-------- THE INPUT --------

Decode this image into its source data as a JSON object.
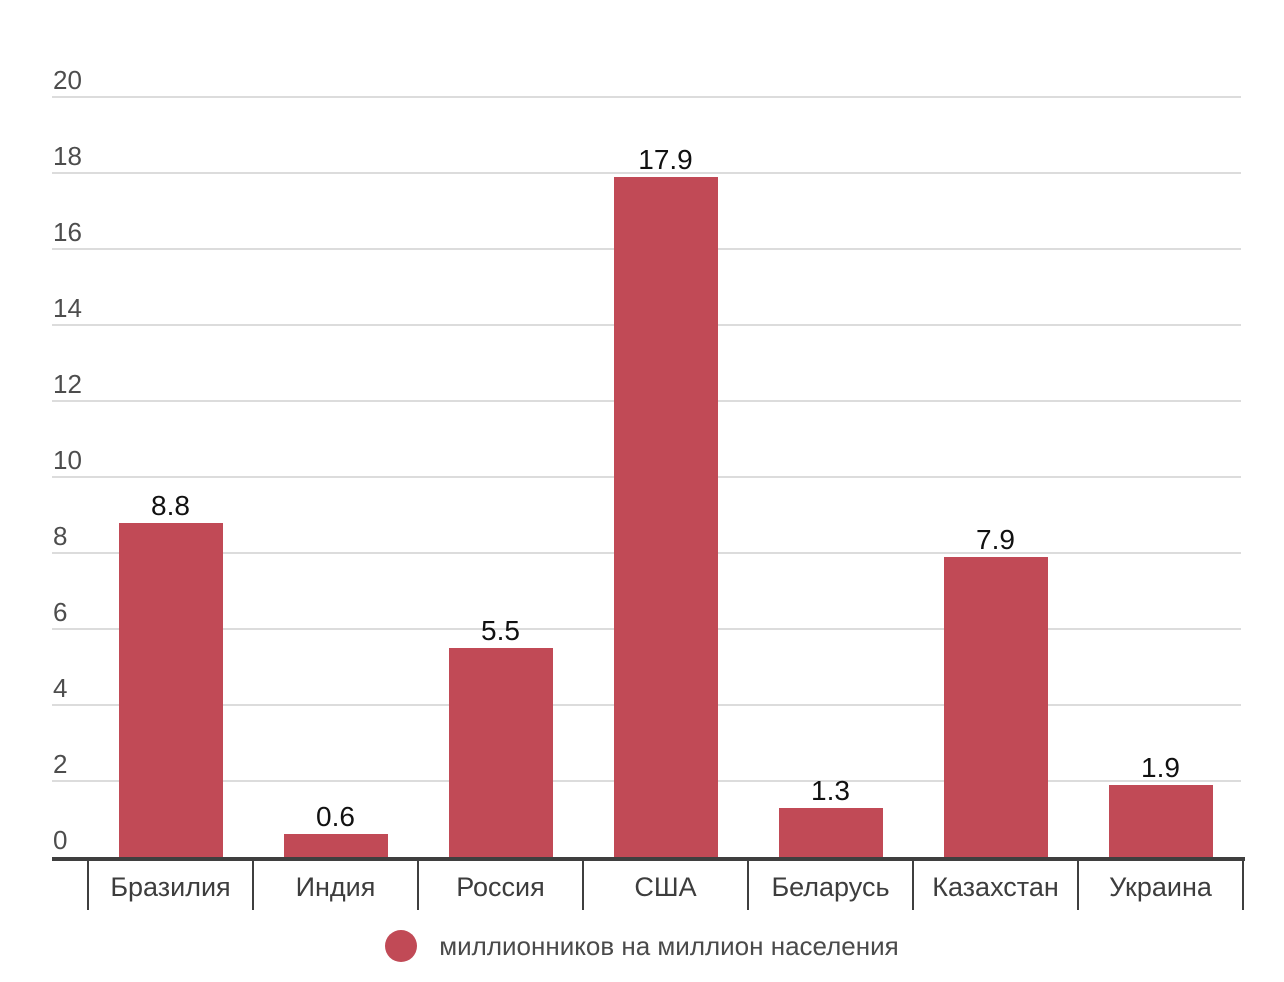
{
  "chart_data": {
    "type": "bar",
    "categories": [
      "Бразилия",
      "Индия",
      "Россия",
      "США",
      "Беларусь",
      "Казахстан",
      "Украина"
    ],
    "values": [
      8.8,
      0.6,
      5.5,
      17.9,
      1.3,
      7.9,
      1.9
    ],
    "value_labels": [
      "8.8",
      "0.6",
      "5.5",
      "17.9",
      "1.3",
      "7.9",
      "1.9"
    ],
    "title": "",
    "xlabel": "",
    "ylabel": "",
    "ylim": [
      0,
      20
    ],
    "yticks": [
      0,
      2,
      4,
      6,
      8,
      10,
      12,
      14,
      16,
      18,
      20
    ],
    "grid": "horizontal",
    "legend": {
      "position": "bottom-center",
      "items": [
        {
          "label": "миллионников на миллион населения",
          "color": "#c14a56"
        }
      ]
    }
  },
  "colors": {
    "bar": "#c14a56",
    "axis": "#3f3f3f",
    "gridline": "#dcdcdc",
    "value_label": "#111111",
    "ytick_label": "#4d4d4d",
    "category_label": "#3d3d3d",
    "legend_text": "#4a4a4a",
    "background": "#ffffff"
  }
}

--------

*PROBLEM TO WORK ON:* Write the lines above out again exactly, without any of their pictures.

*RESULT OF THIS TASK:*
Decode this image into its source data as a JSON object.
{
  "chart_data": {
    "type": "bar",
    "categories": [
      "Бразилия",
      "Индия",
      "Россия",
      "США",
      "Беларусь",
      "Казахстан",
      "Украина"
    ],
    "values": [
      8.8,
      0.6,
      5.5,
      17.9,
      1.3,
      7.9,
      1.9
    ],
    "value_labels": [
      "8.8",
      "0.6",
      "5.5",
      "17.9",
      "1.3",
      "7.9",
      "1.9"
    ],
    "title": "",
    "xlabel": "",
    "ylabel": "",
    "ylim": [
      0,
      20
    ],
    "yticks": [
      0,
      2,
      4,
      6,
      8,
      10,
      12,
      14,
      16,
      18,
      20
    ],
    "grid": "horizontal",
    "legend": {
      "position": "bottom-center",
      "items": [
        {
          "label": "миллионников на миллион населения",
          "color": "#c14a56"
        }
      ]
    }
  },
  "colors": {
    "bar": "#c14a56",
    "axis": "#3f3f3f",
    "gridline": "#dcdcdc",
    "value_label": "#111111",
    "ytick_label": "#4d4d4d",
    "category_label": "#3d3d3d",
    "legend_text": "#4a4a4a",
    "background": "#ffffff"
  }
}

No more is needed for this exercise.